━━━ INFORMATION PROVIDED ━━━

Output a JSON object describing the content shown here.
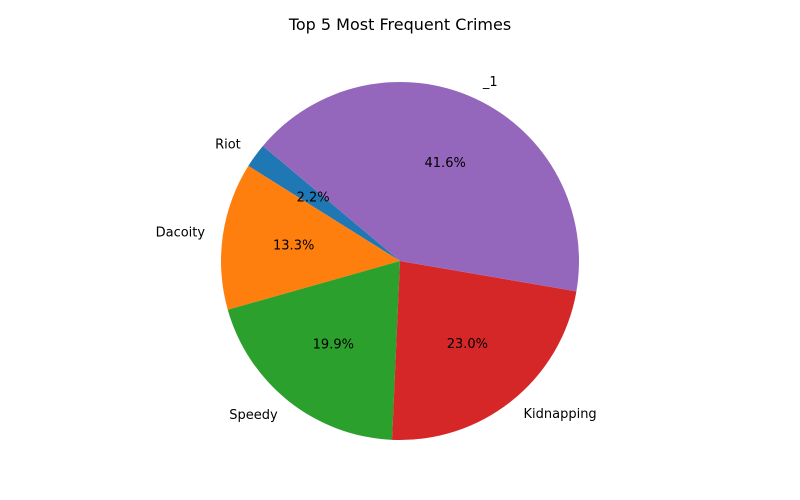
{
  "chart_data": {
    "type": "pie",
    "title": "Top 5 Most Frequent Crimes",
    "start_angle_deg": 140,
    "direction": "counterclockwise",
    "slices": [
      {
        "label": "Riot",
        "value": 2.2,
        "pct_label": "2.2%",
        "color": "#1f77b4"
      },
      {
        "label": "Dacoity",
        "value": 13.3,
        "pct_label": "13.3%",
        "color": "#ff7f0e"
      },
      {
        "label": "Speedy",
        "value": 19.9,
        "pct_label": "19.9%",
        "color": "#2ca02c"
      },
      {
        "label": "Kidnapping",
        "value": 23.0,
        "pct_label": "23.0%",
        "color": "#d62728"
      },
      {
        "label": "_1",
        "value": 41.6,
        "pct_label": "41.6%",
        "color": "#9467bd"
      }
    ]
  }
}
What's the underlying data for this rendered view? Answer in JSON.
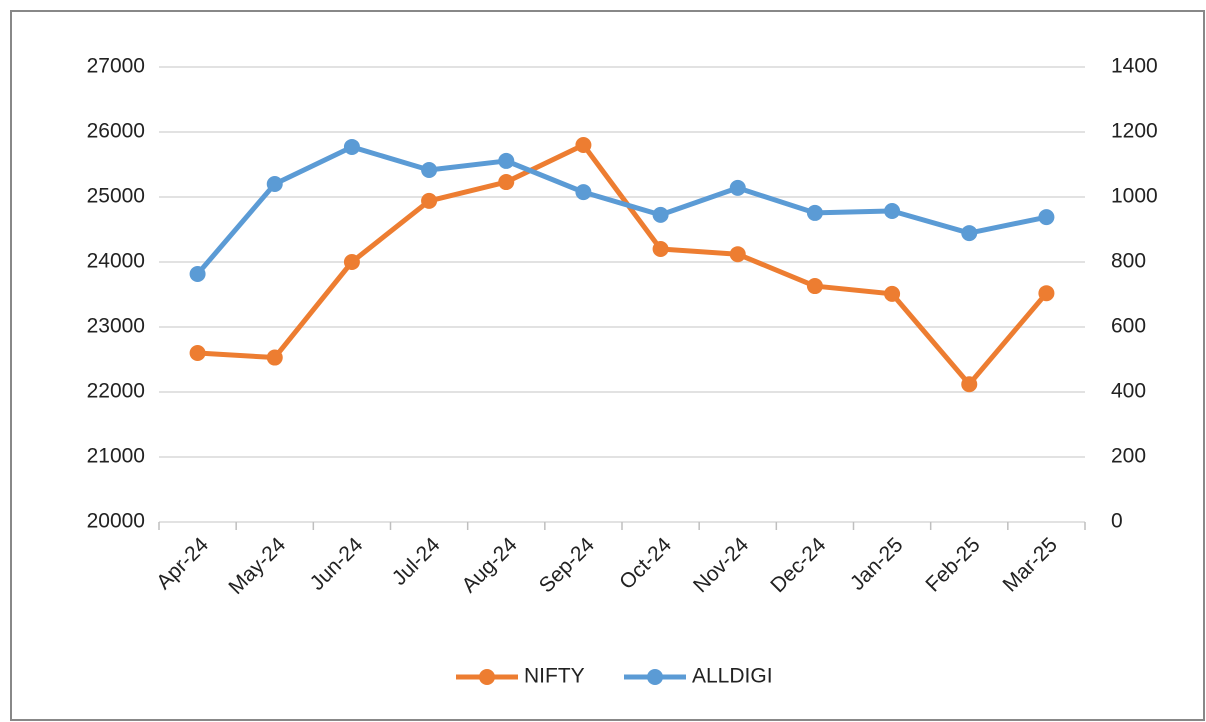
{
  "chart_data": {
    "type": "line",
    "categories": [
      "Apr-24",
      "May-24",
      "Jun-24",
      "Jul-24",
      "Aug-24",
      "Sep-24",
      "Oct-24",
      "Nov-24",
      "Dec-24",
      "Jan-25",
      "Feb-25",
      "Mar-25"
    ],
    "series": [
      {
        "name": "NIFTY",
        "color": "#ed7d31",
        "values": [
          22600,
          22530,
          24000,
          24940,
          25230,
          25800,
          24200,
          24120,
          23630,
          23510,
          22120,
          23520
        ]
      },
      {
        "name": "ALLDIGI",
        "color": "#5b9bd5",
        "axis": "y2",
        "values": [
          763,
          1040,
          1154,
          1083,
          1111,
          1015,
          945,
          1028,
          951,
          957,
          889,
          938
        ]
      }
    ],
    "ylim": [
      20000,
      27000
    ],
    "yticks": [
      20000,
      21000,
      22000,
      23000,
      24000,
      25000,
      26000,
      27000
    ],
    "y2lim": [
      0,
      1400
    ],
    "y2ticks": [
      0,
      200,
      400,
      600,
      800,
      1000,
      1200,
      1400
    ],
    "grid": true,
    "legend": "bottom"
  }
}
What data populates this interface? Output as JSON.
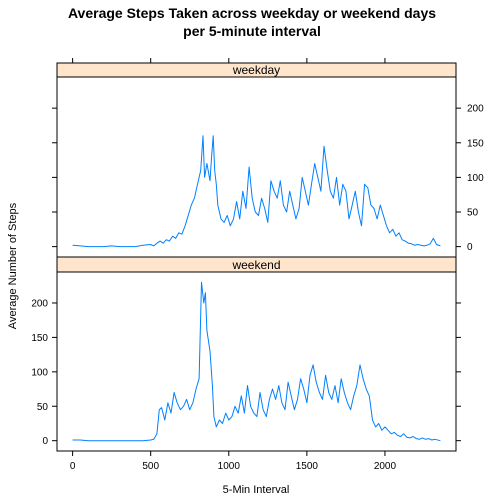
{
  "chart_data": {
    "type": "line",
    "title_line1": "Average Steps Taken across weekday or weekend days",
    "title_line2": "per 5-minute interval",
    "xlabel": "5-Min Interval",
    "ylabel": "Average Number of Steps",
    "xlim": [
      -100,
      2455
    ],
    "ylim": [
      -15,
      245
    ],
    "x_ticks": [
      0,
      500,
      1000,
      1500,
      2000
    ],
    "y_ticks": [
      0,
      50,
      100,
      150,
      200
    ],
    "series": [
      {
        "name": "weekday",
        "points": [
          [
            0,
            2
          ],
          [
            50,
            1
          ],
          [
            100,
            0
          ],
          [
            150,
            0
          ],
          [
            200,
            0
          ],
          [
            250,
            1
          ],
          [
            300,
            0
          ],
          [
            350,
            0
          ],
          [
            400,
            0
          ],
          [
            450,
            2
          ],
          [
            500,
            3
          ],
          [
            520,
            1
          ],
          [
            540,
            5
          ],
          [
            560,
            8
          ],
          [
            580,
            5
          ],
          [
            600,
            10
          ],
          [
            620,
            8
          ],
          [
            640,
            15
          ],
          [
            660,
            12
          ],
          [
            680,
            20
          ],
          [
            700,
            18
          ],
          [
            720,
            30
          ],
          [
            740,
            45
          ],
          [
            760,
            60
          ],
          [
            780,
            70
          ],
          [
            800,
            90
          ],
          [
            820,
            110
          ],
          [
            835,
            160
          ],
          [
            845,
            100
          ],
          [
            860,
            120
          ],
          [
            880,
            95
          ],
          [
            890,
            130
          ],
          [
            900,
            160
          ],
          [
            910,
            110
          ],
          [
            920,
            90
          ],
          [
            930,
            60
          ],
          [
            950,
            40
          ],
          [
            970,
            35
          ],
          [
            990,
            45
          ],
          [
            1010,
            30
          ],
          [
            1030,
            40
          ],
          [
            1050,
            65
          ],
          [
            1070,
            40
          ],
          [
            1090,
            80
          ],
          [
            1110,
            55
          ],
          [
            1130,
            115
          ],
          [
            1150,
            70
          ],
          [
            1170,
            50
          ],
          [
            1190,
            45
          ],
          [
            1210,
            70
          ],
          [
            1230,
            55
          ],
          [
            1250,
            35
          ],
          [
            1270,
            95
          ],
          [
            1290,
            80
          ],
          [
            1310,
            70
          ],
          [
            1330,
            95
          ],
          [
            1350,
            60
          ],
          [
            1370,
            50
          ],
          [
            1390,
            80
          ],
          [
            1410,
            60
          ],
          [
            1430,
            40
          ],
          [
            1450,
            55
          ],
          [
            1470,
            100
          ],
          [
            1490,
            80
          ],
          [
            1510,
            60
          ],
          [
            1530,
            90
          ],
          [
            1550,
            120
          ],
          [
            1570,
            100
          ],
          [
            1590,
            80
          ],
          [
            1610,
            145
          ],
          [
            1630,
            110
          ],
          [
            1650,
            80
          ],
          [
            1670,
            70
          ],
          [
            1690,
            100
          ],
          [
            1710,
            60
          ],
          [
            1730,
            90
          ],
          [
            1750,
            80
          ],
          [
            1770,
            40
          ],
          [
            1790,
            60
          ],
          [
            1810,
            80
          ],
          [
            1830,
            50
          ],
          [
            1850,
            30
          ],
          [
            1870,
            90
          ],
          [
            1890,
            85
          ],
          [
            1910,
            60
          ],
          [
            1930,
            55
          ],
          [
            1950,
            40
          ],
          [
            1970,
            60
          ],
          [
            1990,
            45
          ],
          [
            2010,
            30
          ],
          [
            2030,
            20
          ],
          [
            2050,
            25
          ],
          [
            2070,
            15
          ],
          [
            2090,
            20
          ],
          [
            2110,
            10
          ],
          [
            2130,
            8
          ],
          [
            2150,
            5
          ],
          [
            2170,
            4
          ],
          [
            2190,
            2
          ],
          [
            2210,
            3
          ],
          [
            2230,
            2
          ],
          [
            2250,
            1
          ],
          [
            2270,
            2
          ],
          [
            2290,
            4
          ],
          [
            2310,
            12
          ],
          [
            2330,
            3
          ],
          [
            2355,
            1
          ]
        ]
      },
      {
        "name": "weekend",
        "points": [
          [
            0,
            1
          ],
          [
            50,
            1
          ],
          [
            100,
            0
          ],
          [
            150,
            0
          ],
          [
            200,
            0
          ],
          [
            250,
            0
          ],
          [
            300,
            0
          ],
          [
            350,
            0
          ],
          [
            400,
            0
          ],
          [
            450,
            0
          ],
          [
            500,
            1
          ],
          [
            520,
            2
          ],
          [
            540,
            10
          ],
          [
            555,
            45
          ],
          [
            570,
            48
          ],
          [
            590,
            30
          ],
          [
            610,
            55
          ],
          [
            630,
            40
          ],
          [
            650,
            70
          ],
          [
            670,
            55
          ],
          [
            690,
            45
          ],
          [
            710,
            50
          ],
          [
            730,
            60
          ],
          [
            750,
            45
          ],
          [
            770,
            55
          ],
          [
            790,
            75
          ],
          [
            810,
            90
          ],
          [
            825,
            230
          ],
          [
            840,
            200
          ],
          [
            850,
            215
          ],
          [
            860,
            160
          ],
          [
            880,
            130
          ],
          [
            895,
            80
          ],
          [
            905,
            35
          ],
          [
            920,
            20
          ],
          [
            940,
            30
          ],
          [
            960,
            25
          ],
          [
            980,
            40
          ],
          [
            1000,
            30
          ],
          [
            1020,
            35
          ],
          [
            1040,
            50
          ],
          [
            1060,
            40
          ],
          [
            1080,
            65
          ],
          [
            1100,
            40
          ],
          [
            1120,
            80
          ],
          [
            1140,
            50
          ],
          [
            1160,
            40
          ],
          [
            1180,
            35
          ],
          [
            1200,
            70
          ],
          [
            1220,
            45
          ],
          [
            1240,
            35
          ],
          [
            1260,
            60
          ],
          [
            1280,
            75
          ],
          [
            1300,
            60
          ],
          [
            1320,
            80
          ],
          [
            1340,
            55
          ],
          [
            1360,
            45
          ],
          [
            1380,
            85
          ],
          [
            1400,
            65
          ],
          [
            1420,
            45
          ],
          [
            1440,
            60
          ],
          [
            1460,
            90
          ],
          [
            1480,
            75
          ],
          [
            1500,
            55
          ],
          [
            1520,
            95
          ],
          [
            1540,
            110
          ],
          [
            1560,
            85
          ],
          [
            1580,
            70
          ],
          [
            1600,
            60
          ],
          [
            1620,
            95
          ],
          [
            1640,
            70
          ],
          [
            1660,
            60
          ],
          [
            1680,
            80
          ],
          [
            1700,
            55
          ],
          [
            1720,
            90
          ],
          [
            1740,
            70
          ],
          [
            1760,
            55
          ],
          [
            1780,
            45
          ],
          [
            1800,
            65
          ],
          [
            1820,
            80
          ],
          [
            1840,
            110
          ],
          [
            1860,
            90
          ],
          [
            1880,
            75
          ],
          [
            1900,
            65
          ],
          [
            1920,
            30
          ],
          [
            1940,
            20
          ],
          [
            1960,
            25
          ],
          [
            1980,
            15
          ],
          [
            2000,
            20
          ],
          [
            2020,
            15
          ],
          [
            2040,
            10
          ],
          [
            2060,
            12
          ],
          [
            2080,
            8
          ],
          [
            2100,
            6
          ],
          [
            2120,
            10
          ],
          [
            2140,
            5
          ],
          [
            2160,
            4
          ],
          [
            2180,
            6
          ],
          [
            2200,
            3
          ],
          [
            2220,
            2
          ],
          [
            2240,
            4
          ],
          [
            2260,
            2
          ],
          [
            2280,
            3
          ],
          [
            2300,
            1
          ],
          [
            2320,
            2
          ],
          [
            2355,
            0
          ]
        ]
      }
    ],
    "colors": {
      "line": "#0080ff",
      "strip": "#ffe5cc",
      "frame": "#000000"
    }
  }
}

━━━

SHORT TASK
Scan the listing above for the word "weekday" and show each line where it is found.

RESULT FOR THIS TASK
    "title_line1": "Average Steps Taken across weekday or weekend days",
        "name": "weekday",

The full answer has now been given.